Quoted passage:
1. Status of this Memo

     This document is an Internet-Draft and is in full conformance
     with all provisions of Section 10 of RFC2026.

     Internet-Drafts are working documents of the Internet Engineering
     Task Force (IETF), its areas, and its working groups.  Note that
     other groups may also distribute working documents as
     Internet-Drafts.

     Internet-Drafts are draft documents valid for a maximum of six
     months and may be updated, replaced, or obsoleted by other
     documents at any time.  It is inappropriate to use Internet-
     Drafts as reference material or to cite them other than as
     "work in progress."

     The list of current Internet-Drafts can be accessed at
     http://www.ietf.org/ietf/1id-abstracts.txt

     The list of Internet-Draft Shadow Directories can be accessed at
     http://www.ietf.org/shadow.html.

2. Abstract

While the RTP payload format defined in RFC 2250 is generally applicable
to all forms of MPEG audio or video, it is less suitable for MPEG 1 or 2,
layer III audio (commonly known as "MP3").  The reason for this is that
an MP3 frame is not a true "Application Data Unit" - it contains a
back-pointer to data in earlier frames, and so cannot be decoded
independently of these earlier frames.  Because RFC 2250 defines that
packet boundaries coincide with frame boundaries, it handles packet loss
inefficiently when carrying MP3 data.  The loss of an MP3 frame will
render some data in previous (or future) frames useless, even if they are
received without loss.

In this document we define a new RTP payload format for MP3 audio.
The new format is essentially the same as that defined in RFC 2250, except
for a data-preserving rearrangement of the original MPEG frames, so that
packet boundaries now coincide with true MP3 "Application Data Units".
This new format is therefore more data efficient in the face of packet
loss.

3. The Structure of MP3 Frames

In this section we give a brief overview of the structure of a MP3 frame.
(For more detailed description, see the official MPEG 1 audio [2] and
MPEG 2 audio [3] specifications.)

Each MPEG audio frame begins with a 4-byte header.  Information defined by
this header includes:
- Whether the audio is MPEG 1 or MPEG 2.
- Whether the audio is layer I, II, or III.
      (The remainder of this document assumes layer III, i.e., "MP3")
- Whether the audio is mono or stereo.
- Whether or not there is a 2-byte CRC field following the header.
- (indirectly) The size of the frame.

The following structures appear after the header:
- (optionally) A 2-byte CRC field
- A "side info" structure.  This has the following length:
        - 32 bytes for MPEG 1 stereo
        - 17 bytes for MPEG 1 mono, or for MPEG 2 stereo
        - 9 bytes for MPEG 2 mono
- Encoded audio data (filling out the rest of the frame)

For the purpose of this document, the "side info" structure is the most
important, because it defines the location and size of the "Application
Data Unit" (ADU) that an MP3 decoder will process.  In particular, the
"side info" structure defines:
- "main_data_begin": This is a back-pointer (in bytes) to the start of the
        ADU.  The back-pointer is counted from the beginning of the frame,
        and counts only encoded audio data (i.e., ignoring any header, CRC,
        or "side info" fields).

What you need to do: Rewrite the MP3 payload draft starting at "In this section" and ending at "1 or MPEG 2.", replacing "brief overview" with "short summary". The lines after this point are unrelated to the MP3 payload draft.

Dataset excerpt:

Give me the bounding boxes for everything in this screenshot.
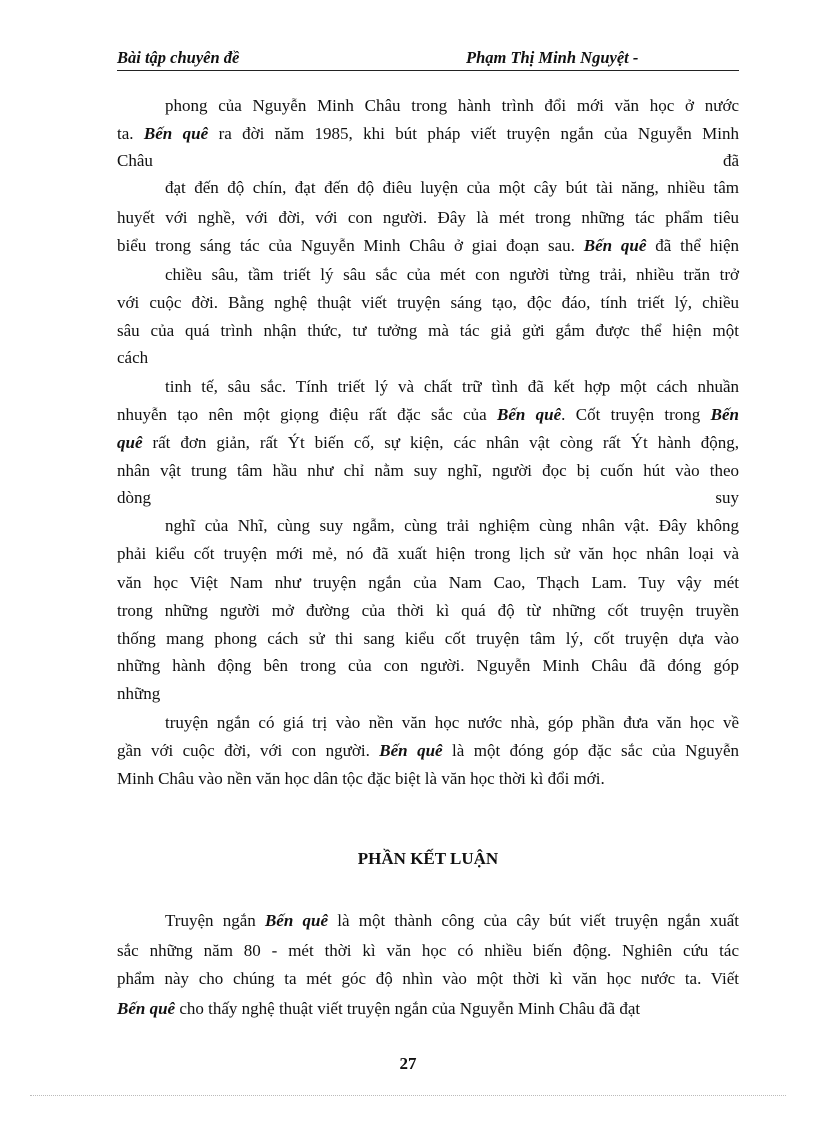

Response below:
In this section we give a short summary of the structure of a MP3 frame.
(For more detailed description, see the official MPEG 1 audio [2] and
MPEG 2 audio [3] specifications.)

Each MPEG audio frame begins with a 4-byte header.  Information defined by
this header includes:
- Whether the audio is MPEG 1 or MPEG 2.